DATA PROVIDED
>>>>

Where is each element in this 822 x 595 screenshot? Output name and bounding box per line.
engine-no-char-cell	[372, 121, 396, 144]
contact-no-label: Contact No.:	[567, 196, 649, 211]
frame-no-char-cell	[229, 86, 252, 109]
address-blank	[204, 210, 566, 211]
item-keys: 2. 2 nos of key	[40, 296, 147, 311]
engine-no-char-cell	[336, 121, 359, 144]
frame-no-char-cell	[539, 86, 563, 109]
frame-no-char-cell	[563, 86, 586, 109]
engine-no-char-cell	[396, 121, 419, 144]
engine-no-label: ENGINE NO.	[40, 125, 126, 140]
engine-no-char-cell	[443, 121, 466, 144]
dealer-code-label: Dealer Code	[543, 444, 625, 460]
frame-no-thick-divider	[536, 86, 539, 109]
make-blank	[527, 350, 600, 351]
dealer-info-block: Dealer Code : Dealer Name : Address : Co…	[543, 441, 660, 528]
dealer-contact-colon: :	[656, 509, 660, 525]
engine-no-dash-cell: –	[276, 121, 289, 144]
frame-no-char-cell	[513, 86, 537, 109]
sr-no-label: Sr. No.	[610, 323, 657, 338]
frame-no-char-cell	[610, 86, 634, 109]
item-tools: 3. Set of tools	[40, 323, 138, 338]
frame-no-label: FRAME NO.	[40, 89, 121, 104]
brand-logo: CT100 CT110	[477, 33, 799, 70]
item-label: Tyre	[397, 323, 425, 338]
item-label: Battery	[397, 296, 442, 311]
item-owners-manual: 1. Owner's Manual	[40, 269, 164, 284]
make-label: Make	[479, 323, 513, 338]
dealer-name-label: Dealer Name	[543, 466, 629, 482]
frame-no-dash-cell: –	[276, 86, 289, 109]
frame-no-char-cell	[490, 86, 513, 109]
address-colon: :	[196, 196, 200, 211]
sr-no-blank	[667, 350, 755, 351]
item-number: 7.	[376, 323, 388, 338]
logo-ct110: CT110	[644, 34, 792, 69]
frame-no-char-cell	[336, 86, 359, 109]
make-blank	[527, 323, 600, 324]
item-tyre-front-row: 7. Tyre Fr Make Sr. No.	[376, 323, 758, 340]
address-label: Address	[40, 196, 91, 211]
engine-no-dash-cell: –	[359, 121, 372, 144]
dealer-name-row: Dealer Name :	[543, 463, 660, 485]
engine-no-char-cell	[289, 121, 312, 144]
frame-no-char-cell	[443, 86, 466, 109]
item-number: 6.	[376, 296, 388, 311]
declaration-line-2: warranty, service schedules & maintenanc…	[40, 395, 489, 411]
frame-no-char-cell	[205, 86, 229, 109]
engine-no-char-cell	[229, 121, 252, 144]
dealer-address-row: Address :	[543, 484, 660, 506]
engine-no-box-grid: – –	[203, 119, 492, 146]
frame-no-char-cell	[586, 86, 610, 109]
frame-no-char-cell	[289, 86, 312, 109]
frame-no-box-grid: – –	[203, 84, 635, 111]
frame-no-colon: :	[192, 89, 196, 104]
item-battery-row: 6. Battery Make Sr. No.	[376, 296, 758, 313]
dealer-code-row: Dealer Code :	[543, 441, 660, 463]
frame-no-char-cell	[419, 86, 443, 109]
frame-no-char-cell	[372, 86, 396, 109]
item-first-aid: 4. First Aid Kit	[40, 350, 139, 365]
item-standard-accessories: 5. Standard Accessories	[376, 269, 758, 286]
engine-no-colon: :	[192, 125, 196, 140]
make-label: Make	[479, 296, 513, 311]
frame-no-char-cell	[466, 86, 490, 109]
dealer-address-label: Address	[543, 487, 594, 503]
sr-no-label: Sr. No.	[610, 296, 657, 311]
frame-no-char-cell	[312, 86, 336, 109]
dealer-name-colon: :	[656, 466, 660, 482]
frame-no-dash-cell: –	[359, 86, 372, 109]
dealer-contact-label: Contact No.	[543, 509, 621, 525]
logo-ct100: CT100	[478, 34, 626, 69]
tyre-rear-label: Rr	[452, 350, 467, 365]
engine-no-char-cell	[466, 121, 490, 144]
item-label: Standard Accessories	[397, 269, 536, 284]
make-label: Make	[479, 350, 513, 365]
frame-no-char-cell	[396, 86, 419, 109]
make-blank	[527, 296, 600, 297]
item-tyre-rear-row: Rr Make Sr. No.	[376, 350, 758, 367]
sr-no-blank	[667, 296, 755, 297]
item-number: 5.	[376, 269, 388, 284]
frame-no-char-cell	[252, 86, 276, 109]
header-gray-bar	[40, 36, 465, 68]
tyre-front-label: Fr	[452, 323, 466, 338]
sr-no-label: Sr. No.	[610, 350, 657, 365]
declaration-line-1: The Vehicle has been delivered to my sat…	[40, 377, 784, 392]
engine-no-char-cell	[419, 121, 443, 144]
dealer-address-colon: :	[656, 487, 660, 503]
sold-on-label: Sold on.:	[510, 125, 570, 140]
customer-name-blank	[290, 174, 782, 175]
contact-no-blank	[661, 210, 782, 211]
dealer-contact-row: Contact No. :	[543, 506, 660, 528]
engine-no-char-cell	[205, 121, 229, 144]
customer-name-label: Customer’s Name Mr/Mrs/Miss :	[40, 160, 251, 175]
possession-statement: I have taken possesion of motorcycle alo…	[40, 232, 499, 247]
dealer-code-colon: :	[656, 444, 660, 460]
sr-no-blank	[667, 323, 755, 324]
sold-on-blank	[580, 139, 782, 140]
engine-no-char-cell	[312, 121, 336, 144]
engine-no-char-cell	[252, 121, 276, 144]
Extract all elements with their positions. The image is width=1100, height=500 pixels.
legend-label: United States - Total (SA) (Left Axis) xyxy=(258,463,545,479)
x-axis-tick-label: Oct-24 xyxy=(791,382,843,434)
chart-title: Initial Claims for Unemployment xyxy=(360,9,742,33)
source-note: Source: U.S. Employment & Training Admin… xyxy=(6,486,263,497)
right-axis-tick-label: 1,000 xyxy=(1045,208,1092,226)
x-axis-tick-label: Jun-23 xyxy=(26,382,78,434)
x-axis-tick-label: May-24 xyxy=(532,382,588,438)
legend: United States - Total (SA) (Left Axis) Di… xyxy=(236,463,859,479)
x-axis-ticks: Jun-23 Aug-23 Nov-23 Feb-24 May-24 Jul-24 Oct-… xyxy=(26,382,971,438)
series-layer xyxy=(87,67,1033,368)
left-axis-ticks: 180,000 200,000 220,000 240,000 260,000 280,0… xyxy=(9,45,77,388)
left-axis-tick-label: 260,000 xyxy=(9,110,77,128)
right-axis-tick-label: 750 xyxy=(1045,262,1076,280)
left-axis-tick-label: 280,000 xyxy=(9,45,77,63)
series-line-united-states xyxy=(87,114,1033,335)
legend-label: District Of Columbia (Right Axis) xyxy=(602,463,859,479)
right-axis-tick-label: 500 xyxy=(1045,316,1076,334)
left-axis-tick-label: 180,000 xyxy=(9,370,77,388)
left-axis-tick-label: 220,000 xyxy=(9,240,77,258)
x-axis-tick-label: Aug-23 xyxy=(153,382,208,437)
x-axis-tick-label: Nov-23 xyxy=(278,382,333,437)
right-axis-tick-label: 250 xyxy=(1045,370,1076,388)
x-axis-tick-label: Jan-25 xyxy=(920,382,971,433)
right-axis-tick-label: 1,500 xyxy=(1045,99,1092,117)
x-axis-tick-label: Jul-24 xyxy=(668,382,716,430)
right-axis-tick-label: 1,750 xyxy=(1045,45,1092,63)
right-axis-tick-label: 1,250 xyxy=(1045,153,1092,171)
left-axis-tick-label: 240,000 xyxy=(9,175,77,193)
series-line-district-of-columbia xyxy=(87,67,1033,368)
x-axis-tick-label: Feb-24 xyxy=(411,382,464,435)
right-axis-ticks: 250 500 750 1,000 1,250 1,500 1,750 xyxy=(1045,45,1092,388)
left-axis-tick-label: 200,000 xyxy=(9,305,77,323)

<<<<

EXERCISE
Return, verbatim, the lines of the listing above from its first line through the line containing "121, 359, 144]", both included, and nothing else.

TASK SOLUTION
Where is each element in this 822 x 595 screenshot? Output name and bounding box per line.
engine-no-char-cell	[372, 121, 396, 144]
contact-no-label: Contact No.:	[567, 196, 649, 211]
frame-no-char-cell	[229, 86, 252, 109]
address-blank	[204, 210, 566, 211]
item-keys: 2. 2 nos of key	[40, 296, 147, 311]
engine-no-char-cell	[336, 121, 359, 144]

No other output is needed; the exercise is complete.